— WHAT THE TASK REQUIRES —
Copy the entries verbatim, starting at the line containing "svg-text:Data[23:0]: Data[23:0] [241,141,346,164]" and ending with the line containing "wire invalid feedback Check2", both lines included.

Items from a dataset
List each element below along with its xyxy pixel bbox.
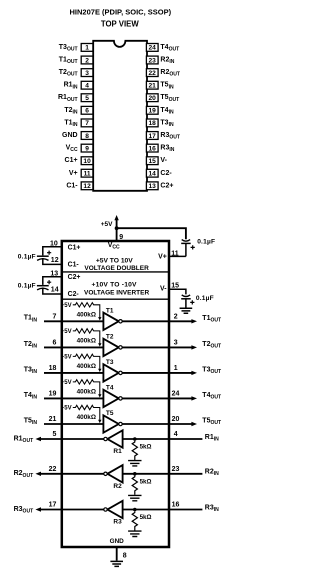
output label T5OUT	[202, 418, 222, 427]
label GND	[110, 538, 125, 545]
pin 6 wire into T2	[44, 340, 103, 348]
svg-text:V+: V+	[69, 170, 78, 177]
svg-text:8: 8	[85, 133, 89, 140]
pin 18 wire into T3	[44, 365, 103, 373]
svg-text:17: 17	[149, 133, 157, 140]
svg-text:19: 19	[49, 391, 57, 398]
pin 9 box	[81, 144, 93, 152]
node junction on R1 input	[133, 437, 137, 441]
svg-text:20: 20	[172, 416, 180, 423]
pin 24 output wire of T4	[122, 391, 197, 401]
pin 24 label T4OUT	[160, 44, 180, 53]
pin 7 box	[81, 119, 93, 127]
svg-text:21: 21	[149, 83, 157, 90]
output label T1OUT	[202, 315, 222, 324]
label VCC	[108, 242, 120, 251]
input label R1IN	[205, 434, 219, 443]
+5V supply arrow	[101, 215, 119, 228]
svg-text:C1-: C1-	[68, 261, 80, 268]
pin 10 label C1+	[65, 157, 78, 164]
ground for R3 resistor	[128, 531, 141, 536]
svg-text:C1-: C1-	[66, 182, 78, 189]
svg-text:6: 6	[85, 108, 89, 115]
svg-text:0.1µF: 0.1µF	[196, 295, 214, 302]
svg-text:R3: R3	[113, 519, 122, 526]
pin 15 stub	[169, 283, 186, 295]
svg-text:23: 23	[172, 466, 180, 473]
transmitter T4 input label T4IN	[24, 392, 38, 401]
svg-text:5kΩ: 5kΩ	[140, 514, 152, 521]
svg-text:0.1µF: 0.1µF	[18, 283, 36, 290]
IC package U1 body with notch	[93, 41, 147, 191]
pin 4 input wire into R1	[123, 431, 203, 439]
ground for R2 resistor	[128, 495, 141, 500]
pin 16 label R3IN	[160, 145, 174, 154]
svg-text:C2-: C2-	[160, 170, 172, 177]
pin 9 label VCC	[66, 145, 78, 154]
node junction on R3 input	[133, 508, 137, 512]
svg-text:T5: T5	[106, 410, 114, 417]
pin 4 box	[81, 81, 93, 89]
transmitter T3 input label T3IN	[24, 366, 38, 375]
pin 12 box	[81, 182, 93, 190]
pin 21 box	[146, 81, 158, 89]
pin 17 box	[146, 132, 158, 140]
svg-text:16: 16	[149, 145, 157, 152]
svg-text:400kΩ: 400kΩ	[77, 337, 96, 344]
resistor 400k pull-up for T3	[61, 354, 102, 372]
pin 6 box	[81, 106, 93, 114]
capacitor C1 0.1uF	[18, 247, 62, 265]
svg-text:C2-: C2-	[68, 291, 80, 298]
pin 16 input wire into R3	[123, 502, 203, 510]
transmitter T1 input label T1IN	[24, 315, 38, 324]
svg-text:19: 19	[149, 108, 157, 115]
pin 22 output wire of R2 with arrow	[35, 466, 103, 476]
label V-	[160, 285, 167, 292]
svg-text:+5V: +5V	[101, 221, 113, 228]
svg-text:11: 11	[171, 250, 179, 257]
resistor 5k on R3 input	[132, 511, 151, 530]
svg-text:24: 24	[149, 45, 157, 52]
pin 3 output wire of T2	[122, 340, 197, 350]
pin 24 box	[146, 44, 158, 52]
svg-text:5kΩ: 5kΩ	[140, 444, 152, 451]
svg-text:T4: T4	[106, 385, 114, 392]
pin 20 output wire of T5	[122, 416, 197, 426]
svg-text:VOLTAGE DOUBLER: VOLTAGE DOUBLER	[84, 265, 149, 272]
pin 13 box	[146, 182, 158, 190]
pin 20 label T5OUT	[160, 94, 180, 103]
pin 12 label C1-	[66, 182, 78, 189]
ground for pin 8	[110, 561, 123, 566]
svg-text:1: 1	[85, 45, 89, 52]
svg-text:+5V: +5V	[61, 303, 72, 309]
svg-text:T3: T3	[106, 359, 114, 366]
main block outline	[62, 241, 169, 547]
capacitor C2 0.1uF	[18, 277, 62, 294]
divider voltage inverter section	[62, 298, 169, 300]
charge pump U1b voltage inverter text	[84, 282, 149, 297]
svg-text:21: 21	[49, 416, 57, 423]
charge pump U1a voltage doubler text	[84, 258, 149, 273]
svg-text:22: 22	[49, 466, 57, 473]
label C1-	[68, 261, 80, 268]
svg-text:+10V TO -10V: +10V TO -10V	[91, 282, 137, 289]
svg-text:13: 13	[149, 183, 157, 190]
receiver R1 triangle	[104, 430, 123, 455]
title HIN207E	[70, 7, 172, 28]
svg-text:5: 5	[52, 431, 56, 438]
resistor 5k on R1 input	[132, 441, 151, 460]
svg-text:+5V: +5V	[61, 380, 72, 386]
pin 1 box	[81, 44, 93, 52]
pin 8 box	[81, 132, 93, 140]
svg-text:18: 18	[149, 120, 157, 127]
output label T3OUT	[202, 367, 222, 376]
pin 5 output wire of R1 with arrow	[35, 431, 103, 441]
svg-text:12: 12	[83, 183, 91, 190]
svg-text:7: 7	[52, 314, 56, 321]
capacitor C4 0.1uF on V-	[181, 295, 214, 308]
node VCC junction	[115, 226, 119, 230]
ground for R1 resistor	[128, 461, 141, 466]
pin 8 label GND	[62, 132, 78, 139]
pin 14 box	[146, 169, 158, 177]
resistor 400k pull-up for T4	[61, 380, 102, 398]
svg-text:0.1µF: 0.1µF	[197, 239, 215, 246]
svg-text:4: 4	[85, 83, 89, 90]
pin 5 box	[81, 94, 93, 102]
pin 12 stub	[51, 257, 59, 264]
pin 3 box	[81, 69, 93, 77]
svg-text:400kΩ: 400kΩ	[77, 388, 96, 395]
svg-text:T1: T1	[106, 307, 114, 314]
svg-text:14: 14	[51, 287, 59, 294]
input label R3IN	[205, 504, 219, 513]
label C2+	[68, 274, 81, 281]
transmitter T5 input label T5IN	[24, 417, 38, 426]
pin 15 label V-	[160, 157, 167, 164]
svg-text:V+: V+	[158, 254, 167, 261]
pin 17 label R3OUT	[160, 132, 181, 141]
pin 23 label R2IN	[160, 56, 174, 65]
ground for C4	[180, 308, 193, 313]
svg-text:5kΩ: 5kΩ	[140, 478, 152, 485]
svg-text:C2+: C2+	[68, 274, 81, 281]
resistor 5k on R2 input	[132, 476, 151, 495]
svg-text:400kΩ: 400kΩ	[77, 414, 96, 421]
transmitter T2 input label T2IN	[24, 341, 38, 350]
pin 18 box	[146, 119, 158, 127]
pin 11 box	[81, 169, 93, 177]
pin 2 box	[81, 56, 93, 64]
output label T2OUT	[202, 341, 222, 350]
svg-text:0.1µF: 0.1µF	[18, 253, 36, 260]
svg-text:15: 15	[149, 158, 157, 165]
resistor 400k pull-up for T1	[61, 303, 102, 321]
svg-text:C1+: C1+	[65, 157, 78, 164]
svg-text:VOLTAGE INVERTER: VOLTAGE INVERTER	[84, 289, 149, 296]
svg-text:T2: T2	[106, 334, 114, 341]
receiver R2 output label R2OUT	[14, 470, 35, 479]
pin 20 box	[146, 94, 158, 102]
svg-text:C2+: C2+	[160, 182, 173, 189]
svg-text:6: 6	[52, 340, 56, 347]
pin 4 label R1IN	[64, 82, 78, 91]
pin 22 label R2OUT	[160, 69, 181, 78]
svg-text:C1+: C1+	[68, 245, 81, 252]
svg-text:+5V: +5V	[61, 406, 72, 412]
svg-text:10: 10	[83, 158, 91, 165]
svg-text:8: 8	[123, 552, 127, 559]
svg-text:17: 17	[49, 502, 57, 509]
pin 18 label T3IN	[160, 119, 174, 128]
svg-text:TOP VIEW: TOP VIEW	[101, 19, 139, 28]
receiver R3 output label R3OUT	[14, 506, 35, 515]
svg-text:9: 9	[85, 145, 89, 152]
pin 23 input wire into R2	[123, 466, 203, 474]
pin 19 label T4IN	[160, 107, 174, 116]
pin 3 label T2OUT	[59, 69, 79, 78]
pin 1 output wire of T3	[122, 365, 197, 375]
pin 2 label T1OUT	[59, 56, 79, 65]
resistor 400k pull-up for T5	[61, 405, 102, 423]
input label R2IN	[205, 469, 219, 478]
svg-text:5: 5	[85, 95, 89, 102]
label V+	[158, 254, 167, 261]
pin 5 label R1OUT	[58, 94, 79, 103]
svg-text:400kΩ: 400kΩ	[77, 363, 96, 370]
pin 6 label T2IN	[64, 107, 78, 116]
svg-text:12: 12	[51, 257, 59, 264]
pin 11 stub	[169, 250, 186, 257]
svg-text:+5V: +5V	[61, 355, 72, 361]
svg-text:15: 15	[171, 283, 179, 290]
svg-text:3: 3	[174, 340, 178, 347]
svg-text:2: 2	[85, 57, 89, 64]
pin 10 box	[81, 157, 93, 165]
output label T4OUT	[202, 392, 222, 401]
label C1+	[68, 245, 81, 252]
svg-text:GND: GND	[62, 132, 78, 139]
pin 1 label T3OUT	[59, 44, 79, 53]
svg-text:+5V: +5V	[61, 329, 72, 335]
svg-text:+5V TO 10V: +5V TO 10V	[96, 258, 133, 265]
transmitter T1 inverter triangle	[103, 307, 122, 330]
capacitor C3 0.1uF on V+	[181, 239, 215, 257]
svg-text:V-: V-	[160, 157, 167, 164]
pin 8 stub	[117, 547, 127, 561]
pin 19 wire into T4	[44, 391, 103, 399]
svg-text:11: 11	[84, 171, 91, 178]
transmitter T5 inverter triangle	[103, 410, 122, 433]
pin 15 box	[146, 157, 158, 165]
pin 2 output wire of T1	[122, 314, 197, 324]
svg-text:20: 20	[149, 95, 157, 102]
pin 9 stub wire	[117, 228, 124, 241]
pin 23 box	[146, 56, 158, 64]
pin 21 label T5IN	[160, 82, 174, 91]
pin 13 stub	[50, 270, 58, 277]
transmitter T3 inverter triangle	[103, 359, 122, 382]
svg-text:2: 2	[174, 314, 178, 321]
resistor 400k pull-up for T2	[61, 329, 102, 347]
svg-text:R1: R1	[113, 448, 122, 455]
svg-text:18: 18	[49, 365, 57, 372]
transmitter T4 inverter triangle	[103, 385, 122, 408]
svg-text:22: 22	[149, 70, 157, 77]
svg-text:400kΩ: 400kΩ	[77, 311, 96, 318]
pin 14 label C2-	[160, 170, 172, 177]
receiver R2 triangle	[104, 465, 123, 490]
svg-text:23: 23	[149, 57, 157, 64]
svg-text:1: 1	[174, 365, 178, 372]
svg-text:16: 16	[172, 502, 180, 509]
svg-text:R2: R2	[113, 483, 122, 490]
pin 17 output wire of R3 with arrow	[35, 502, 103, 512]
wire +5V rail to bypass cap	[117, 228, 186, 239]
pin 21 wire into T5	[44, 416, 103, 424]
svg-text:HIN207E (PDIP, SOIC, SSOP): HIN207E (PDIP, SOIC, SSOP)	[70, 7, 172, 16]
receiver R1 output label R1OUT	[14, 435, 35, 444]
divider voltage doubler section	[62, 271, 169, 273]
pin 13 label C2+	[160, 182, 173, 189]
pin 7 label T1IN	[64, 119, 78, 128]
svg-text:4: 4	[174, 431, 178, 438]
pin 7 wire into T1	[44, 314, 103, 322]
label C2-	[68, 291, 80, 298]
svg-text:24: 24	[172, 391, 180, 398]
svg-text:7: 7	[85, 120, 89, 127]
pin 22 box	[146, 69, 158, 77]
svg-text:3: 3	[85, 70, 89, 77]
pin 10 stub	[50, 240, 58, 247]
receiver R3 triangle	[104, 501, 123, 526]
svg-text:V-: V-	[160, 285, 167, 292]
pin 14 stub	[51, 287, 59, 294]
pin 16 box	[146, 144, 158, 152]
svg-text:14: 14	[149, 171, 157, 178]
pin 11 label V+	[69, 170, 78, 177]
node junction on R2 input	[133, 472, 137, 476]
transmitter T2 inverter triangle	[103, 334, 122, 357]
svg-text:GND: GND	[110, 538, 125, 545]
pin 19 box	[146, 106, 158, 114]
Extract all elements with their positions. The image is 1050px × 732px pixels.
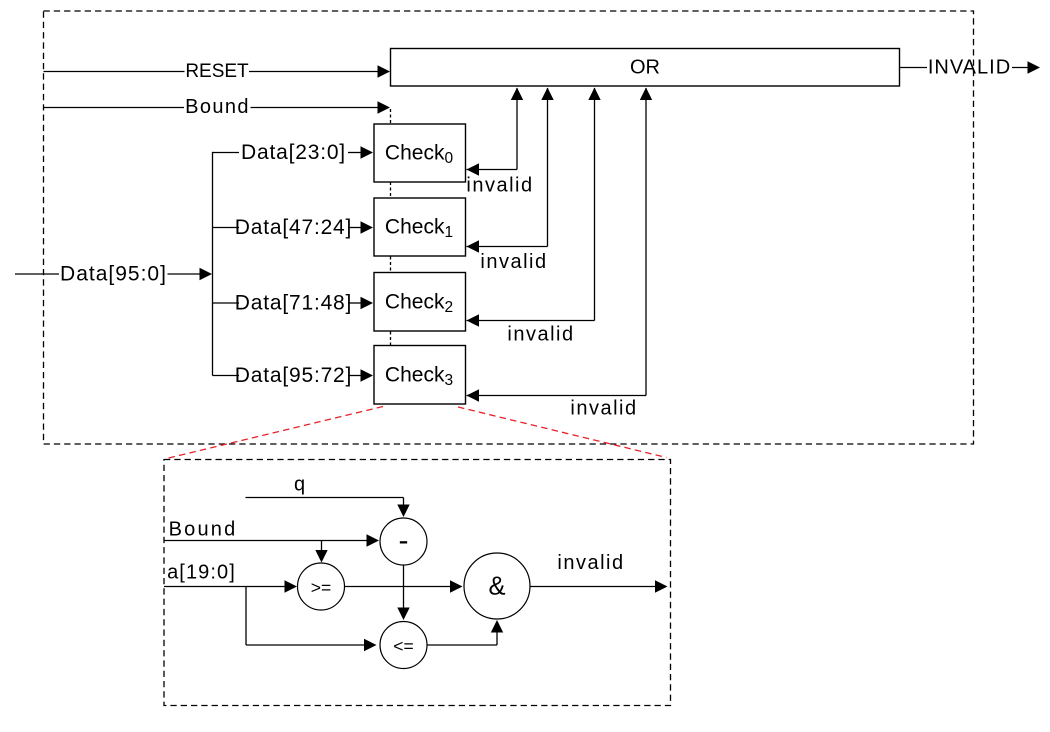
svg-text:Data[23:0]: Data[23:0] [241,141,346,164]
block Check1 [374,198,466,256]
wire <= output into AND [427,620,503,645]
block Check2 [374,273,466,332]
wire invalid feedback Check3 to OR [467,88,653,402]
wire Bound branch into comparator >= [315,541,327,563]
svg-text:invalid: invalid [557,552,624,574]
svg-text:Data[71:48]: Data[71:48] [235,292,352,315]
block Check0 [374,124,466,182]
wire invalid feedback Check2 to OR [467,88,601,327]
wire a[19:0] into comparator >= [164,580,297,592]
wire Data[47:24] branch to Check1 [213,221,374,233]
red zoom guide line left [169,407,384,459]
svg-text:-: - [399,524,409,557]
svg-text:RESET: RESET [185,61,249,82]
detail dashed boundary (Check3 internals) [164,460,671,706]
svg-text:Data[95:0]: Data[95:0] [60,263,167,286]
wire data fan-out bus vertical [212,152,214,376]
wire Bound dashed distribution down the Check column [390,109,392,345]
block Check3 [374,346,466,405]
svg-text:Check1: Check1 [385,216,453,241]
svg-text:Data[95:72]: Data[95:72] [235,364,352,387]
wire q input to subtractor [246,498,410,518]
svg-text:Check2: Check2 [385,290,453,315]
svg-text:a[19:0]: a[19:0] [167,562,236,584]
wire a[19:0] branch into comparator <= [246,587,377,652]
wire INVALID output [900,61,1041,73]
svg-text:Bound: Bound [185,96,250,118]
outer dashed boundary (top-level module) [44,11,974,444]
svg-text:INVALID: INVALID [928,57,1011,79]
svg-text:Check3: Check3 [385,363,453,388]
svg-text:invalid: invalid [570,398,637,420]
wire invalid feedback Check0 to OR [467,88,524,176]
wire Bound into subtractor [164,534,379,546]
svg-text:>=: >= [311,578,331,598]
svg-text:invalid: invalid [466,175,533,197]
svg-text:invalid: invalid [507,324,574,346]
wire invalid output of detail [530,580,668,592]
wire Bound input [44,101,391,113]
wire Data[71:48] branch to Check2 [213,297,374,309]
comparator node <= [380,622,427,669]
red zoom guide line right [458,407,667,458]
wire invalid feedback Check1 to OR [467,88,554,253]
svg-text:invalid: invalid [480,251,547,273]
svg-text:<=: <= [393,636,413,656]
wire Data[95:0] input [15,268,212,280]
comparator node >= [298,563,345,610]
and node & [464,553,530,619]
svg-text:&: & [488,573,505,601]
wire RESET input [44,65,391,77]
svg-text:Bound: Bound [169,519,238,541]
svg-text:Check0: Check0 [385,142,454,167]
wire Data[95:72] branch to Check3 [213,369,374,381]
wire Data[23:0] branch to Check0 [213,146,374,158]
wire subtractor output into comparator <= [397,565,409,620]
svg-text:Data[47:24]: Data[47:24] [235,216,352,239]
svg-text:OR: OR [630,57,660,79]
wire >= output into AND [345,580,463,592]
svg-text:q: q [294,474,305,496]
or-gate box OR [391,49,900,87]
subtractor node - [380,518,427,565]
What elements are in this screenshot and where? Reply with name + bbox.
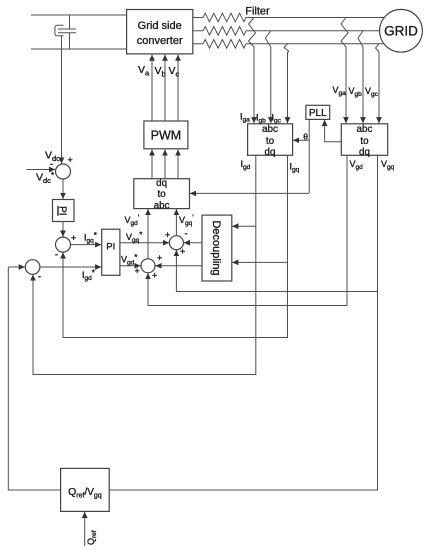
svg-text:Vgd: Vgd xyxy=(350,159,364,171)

— THE SOLUTION —
svg-text:Data[23:0]: Data[23:0] [241,141,346,164]
block Check1 [374,198,466,256]
wire <= output into AND [427,620,503,645]
block Check2 [374,273,466,332]
wire invalid feedback Check3 to OR [467,88,653,402]
wire Bound branch into comparator >= [315,541,327,563]
svg-text:invalid: invalid [557,552,624,574]
svg-text:Data[71:48]: Data[71:48] [235,292,352,315]
block Check0 [374,124,466,182]
wire invalid feedback Check2 to OR [467,88,601,327]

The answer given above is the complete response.